You can start your spit while the fire gets going, but it is always better to wait if you can and cook over coals. It is easier to control temperature over the coals. Start your fire and get it going. As it burns down, pull coals to where you have placed your spit and let the main fire continue burning to maintain your production of coals. The ideal location of the spit is going to be 6-8 inches above your coal bed.

Now, season your steak and skewer onto the stick. Tenderloins and backstraps cook up great using this method. This is also my preferred method for cooking smaller game like rabbits, grouse, and fish. For big game, I prefer to cube up the larger pieces of steak into about one-inch chunks. That way, they can be easily removed when done. I will often roast small game whole.

The number one mistake with this method is burning the outside while the center is still raw. This happens when the flame is too high and the meat is too low. It also takes some tending. If the spit is not turned often, it will start to burn and cook unevenly. It can take a little while, say around 10 minutes, so be patient and turn often.

Pro-Tip: Make a Burrito. 

This is my go-to success camp meal because it works great in the backcountry with very little. I pack in a packet of taco seasoning and a tortilla (which is my backcountry bread of choice anyway). Season meat with taco seasoning then place over fire on spit. Once cooked, slide onto the tortilla. I will often bring a bag of dehydrated rice and beans that can be cooked in a pot of water. I will add this to the burrito and enjoy. While the meat is plenty good on its own, that burrito is next-level.

In The Fire:

While the spit is a classic, I believe that this next method is one of the best ways to camp cook game meat with a fire. It involves cooking directly in the fire. Over the past few years, this method has even become popular in upscale restaurants and is often referred to as a caveman steak. It is done by laying meat directly on the coals. For some reason, even fresh, tougher meat turns out more tender when cooked this way.

Start by pulling very hot coals into a pile. Next, use your breath to blow as much of the ash off the coals as you easily can. Ash acts as an insulator from the heat and you want the steak to lay directly on the hot embers. Now place the steak directly on the coals. I prefer about 1-1 ½ inch steaks. Sirloin, backstrap, or even tomahawk steaks with the rib attached to a cut of backstrap are excellent for this.

The water content in the meat when touching the coals sears the steak but prevents the coal from sticking. It only takes a few minutes per side and you have a deliciously cooked steak. It also adds a great mild smoke flavor you only get from woodfire cooking. To season I normally just use some salt on the meat before throwing on, then a little after if needed.

## [Your assignment]
Copy out everything in the passage on cooking game meat over a campfire from "The number one" down to "and turn often.", word for word.

## [Information provided]

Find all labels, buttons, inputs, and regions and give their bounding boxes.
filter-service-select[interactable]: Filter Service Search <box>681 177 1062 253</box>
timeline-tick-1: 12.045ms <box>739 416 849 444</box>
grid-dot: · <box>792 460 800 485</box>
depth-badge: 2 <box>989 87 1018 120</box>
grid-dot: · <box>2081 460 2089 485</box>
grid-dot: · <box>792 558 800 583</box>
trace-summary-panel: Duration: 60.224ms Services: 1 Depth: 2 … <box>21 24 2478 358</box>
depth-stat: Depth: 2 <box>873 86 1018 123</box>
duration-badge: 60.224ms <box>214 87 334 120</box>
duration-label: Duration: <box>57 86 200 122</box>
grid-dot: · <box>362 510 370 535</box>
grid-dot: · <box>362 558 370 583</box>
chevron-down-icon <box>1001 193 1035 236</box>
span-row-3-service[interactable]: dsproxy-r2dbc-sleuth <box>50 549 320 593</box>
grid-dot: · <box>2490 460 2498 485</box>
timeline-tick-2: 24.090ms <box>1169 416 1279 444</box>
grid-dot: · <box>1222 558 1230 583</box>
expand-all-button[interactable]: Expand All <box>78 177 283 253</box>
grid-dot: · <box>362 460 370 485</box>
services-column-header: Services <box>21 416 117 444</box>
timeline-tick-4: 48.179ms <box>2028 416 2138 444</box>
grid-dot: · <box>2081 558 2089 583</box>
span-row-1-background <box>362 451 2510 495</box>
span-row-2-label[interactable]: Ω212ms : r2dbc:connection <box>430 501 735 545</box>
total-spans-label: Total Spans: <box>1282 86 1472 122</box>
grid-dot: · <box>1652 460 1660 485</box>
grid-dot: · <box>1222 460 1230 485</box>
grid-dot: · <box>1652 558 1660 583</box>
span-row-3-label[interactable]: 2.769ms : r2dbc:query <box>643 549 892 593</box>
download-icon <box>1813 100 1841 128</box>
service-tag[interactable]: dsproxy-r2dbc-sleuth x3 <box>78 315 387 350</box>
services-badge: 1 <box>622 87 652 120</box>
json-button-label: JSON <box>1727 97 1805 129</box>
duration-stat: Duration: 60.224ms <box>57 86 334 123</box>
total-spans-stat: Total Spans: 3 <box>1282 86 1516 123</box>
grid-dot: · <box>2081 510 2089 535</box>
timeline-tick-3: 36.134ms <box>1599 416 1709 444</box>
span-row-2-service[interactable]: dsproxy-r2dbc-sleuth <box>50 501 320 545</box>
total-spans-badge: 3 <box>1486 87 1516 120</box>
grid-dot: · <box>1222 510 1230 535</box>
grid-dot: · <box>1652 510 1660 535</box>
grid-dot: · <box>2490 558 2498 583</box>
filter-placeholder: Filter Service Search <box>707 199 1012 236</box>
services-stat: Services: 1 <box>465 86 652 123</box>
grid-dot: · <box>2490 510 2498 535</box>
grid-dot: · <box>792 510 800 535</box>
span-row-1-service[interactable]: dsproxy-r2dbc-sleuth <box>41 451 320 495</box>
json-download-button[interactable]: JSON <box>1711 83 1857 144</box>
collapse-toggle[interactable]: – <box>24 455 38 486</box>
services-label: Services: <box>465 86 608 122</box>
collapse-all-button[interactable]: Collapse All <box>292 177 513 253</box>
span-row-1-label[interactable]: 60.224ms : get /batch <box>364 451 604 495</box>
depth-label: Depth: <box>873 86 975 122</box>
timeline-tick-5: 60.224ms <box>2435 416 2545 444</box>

## [Written answer]
The number one mistake with this method is burning the outside while the center is still raw. This happens when the flame is too high and the meat is too low. It also takes some tending. If the spit is not turned often, it will start to burn and cook unevenly. It can take a little while, say around 10 minutes, so be patient and turn often.